__Task__: Locate each line containing the string "Edward" and copy it out.

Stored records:
** BEGIN **

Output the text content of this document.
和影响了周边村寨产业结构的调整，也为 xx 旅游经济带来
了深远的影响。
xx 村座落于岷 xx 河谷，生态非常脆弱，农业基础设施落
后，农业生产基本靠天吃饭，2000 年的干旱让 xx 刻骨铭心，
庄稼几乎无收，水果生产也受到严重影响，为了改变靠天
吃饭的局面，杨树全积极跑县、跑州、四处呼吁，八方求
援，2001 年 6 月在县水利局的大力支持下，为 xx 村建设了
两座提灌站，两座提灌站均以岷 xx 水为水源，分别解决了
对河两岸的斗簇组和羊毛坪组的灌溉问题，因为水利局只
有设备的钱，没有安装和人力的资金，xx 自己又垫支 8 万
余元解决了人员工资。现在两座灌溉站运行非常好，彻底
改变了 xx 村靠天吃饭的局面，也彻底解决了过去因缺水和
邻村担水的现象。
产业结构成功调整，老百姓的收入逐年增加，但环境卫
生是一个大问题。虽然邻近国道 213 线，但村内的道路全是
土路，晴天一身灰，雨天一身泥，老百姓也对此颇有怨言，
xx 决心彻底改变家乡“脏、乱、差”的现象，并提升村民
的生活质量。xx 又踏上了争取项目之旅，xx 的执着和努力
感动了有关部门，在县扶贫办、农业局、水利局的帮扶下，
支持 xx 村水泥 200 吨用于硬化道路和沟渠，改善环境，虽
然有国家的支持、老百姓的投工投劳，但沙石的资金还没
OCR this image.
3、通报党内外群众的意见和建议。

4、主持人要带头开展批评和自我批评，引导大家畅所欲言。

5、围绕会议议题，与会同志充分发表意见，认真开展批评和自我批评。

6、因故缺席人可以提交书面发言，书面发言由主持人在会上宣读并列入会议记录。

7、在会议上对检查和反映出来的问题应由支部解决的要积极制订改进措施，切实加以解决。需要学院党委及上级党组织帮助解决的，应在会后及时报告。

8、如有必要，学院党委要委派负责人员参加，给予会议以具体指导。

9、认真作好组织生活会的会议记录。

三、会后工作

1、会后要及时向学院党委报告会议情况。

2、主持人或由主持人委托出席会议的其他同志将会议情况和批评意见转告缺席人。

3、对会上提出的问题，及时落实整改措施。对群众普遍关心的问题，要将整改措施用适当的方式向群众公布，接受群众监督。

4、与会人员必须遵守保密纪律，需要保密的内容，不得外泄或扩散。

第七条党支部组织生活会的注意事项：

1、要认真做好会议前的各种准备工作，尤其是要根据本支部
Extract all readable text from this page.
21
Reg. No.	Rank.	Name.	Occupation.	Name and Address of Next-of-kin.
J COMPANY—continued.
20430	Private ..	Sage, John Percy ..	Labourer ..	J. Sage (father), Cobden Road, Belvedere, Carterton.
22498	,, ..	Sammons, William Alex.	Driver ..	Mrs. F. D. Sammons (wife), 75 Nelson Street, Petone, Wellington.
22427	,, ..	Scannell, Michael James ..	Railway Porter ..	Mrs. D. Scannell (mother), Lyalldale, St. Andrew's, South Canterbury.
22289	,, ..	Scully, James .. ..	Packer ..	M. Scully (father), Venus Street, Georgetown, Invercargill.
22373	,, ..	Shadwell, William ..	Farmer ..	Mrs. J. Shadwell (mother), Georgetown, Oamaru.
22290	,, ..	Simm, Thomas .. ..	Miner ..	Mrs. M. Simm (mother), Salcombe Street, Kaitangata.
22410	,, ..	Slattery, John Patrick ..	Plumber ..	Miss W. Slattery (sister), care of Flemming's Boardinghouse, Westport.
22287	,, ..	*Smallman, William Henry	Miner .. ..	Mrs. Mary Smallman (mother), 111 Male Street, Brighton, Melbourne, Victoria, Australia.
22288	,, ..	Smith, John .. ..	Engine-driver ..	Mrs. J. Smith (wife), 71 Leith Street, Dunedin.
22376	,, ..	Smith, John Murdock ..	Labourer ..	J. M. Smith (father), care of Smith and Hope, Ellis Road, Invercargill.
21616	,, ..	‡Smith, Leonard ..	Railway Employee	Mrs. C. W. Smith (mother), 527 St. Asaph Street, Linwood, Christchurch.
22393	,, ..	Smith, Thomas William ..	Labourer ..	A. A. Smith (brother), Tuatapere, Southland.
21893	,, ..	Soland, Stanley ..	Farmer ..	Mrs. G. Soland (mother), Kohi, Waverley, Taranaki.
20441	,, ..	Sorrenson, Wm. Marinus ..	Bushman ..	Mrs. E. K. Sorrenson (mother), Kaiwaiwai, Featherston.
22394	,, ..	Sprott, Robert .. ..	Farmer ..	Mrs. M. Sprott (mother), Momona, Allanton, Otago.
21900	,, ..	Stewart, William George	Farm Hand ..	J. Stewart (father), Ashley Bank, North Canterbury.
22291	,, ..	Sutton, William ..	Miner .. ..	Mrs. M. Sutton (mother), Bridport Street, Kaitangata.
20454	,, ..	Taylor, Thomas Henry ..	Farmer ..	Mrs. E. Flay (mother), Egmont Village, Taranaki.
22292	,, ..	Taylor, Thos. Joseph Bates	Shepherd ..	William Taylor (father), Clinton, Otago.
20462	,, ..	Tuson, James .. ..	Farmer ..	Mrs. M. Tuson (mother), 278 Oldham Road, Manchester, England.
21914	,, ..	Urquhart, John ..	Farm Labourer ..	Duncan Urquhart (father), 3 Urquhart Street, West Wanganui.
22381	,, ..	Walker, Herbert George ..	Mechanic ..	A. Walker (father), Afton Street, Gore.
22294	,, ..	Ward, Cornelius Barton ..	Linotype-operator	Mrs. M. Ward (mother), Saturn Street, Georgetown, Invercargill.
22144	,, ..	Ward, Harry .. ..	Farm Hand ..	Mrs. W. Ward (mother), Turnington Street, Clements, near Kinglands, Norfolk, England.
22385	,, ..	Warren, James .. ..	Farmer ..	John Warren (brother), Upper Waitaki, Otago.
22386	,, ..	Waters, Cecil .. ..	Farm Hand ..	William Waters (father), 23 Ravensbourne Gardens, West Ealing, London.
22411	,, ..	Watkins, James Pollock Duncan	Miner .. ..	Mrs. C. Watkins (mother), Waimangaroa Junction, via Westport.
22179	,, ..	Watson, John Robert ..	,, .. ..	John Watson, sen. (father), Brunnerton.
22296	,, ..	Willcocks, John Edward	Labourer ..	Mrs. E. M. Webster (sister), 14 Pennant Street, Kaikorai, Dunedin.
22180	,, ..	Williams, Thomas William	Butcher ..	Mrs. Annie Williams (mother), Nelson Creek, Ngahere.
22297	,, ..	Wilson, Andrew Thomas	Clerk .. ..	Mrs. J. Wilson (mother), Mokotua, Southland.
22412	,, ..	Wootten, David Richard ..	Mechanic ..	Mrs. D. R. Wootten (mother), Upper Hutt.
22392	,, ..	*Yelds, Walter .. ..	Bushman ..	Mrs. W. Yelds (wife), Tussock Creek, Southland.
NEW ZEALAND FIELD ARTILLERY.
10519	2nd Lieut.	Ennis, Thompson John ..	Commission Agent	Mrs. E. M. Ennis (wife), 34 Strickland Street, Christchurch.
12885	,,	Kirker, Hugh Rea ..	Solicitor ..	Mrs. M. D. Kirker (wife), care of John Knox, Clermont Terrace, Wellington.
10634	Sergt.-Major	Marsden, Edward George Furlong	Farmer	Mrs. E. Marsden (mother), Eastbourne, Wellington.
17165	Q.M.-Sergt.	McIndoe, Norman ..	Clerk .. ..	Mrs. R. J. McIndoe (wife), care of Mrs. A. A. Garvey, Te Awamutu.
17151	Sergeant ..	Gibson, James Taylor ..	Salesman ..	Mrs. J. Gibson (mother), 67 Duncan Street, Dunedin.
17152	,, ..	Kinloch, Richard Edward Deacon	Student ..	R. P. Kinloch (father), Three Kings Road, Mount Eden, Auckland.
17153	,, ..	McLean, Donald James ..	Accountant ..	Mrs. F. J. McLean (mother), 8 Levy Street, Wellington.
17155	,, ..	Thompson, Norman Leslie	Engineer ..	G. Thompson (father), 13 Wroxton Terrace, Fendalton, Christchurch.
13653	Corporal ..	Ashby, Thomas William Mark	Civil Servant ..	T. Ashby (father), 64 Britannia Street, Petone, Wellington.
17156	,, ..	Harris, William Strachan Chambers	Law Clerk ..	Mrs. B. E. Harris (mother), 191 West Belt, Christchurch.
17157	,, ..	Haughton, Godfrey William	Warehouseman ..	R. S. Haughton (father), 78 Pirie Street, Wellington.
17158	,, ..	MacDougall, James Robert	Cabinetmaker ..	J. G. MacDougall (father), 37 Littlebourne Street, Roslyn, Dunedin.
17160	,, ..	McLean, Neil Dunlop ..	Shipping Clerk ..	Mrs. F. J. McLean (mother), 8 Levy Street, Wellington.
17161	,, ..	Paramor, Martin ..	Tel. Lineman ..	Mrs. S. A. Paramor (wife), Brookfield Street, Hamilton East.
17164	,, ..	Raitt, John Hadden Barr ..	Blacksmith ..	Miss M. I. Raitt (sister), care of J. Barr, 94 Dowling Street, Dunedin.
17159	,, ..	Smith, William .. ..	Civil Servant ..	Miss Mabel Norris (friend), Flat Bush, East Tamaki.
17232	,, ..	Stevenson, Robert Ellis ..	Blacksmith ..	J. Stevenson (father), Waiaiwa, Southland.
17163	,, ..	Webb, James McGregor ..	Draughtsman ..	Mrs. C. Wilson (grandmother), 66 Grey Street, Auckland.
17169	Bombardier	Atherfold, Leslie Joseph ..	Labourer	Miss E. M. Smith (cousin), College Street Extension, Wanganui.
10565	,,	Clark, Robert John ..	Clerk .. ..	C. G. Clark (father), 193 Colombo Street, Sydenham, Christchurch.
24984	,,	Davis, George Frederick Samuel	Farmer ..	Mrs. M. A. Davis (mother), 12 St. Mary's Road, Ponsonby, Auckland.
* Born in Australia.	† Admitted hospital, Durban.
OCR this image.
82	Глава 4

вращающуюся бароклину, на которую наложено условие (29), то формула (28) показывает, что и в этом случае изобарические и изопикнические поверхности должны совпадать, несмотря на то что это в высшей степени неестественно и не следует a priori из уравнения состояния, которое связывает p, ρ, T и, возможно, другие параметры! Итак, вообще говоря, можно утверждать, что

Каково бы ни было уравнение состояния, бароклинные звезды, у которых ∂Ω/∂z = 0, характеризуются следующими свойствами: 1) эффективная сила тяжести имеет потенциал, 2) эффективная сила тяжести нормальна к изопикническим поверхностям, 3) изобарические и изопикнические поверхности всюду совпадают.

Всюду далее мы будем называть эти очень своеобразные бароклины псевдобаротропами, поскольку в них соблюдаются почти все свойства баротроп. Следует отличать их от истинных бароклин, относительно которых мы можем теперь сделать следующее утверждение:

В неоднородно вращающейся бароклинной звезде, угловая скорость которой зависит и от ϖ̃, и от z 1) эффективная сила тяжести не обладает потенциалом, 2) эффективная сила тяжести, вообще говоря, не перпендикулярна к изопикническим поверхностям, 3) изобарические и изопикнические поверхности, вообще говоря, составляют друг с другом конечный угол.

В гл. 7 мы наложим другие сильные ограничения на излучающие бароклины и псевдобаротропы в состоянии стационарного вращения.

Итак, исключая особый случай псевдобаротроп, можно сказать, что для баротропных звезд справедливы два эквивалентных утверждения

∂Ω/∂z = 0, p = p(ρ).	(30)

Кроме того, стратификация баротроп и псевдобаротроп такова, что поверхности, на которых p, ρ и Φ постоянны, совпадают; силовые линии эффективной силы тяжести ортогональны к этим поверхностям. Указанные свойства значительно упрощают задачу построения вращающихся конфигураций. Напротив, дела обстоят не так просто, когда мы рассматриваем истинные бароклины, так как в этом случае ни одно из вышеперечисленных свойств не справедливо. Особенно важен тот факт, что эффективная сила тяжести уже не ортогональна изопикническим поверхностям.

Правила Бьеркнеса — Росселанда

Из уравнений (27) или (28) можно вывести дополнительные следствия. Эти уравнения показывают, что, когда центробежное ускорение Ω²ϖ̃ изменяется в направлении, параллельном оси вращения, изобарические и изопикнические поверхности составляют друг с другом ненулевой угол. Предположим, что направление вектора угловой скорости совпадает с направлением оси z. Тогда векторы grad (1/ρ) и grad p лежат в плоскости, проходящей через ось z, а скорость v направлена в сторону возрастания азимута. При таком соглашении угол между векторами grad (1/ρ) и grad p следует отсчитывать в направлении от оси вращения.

** END **

__Solution to this task__:
22296	,, ..	Willcocks, John Edward	Labourer ..	Mrs. E. M. Webster (sister), 14 Pennant Street, Kaikorai, Dunedin.
10634	Sergt.-Major	Marsden, Edward George Furlong	Farmer	Mrs. E. Marsden (mother), Eastbourne, Wellington.
17152	,, ..	Kinloch, Richard Edward Deacon	Student ..	R. P. Kinloch (father), Three Kings Road, Mount Eden, Auckland.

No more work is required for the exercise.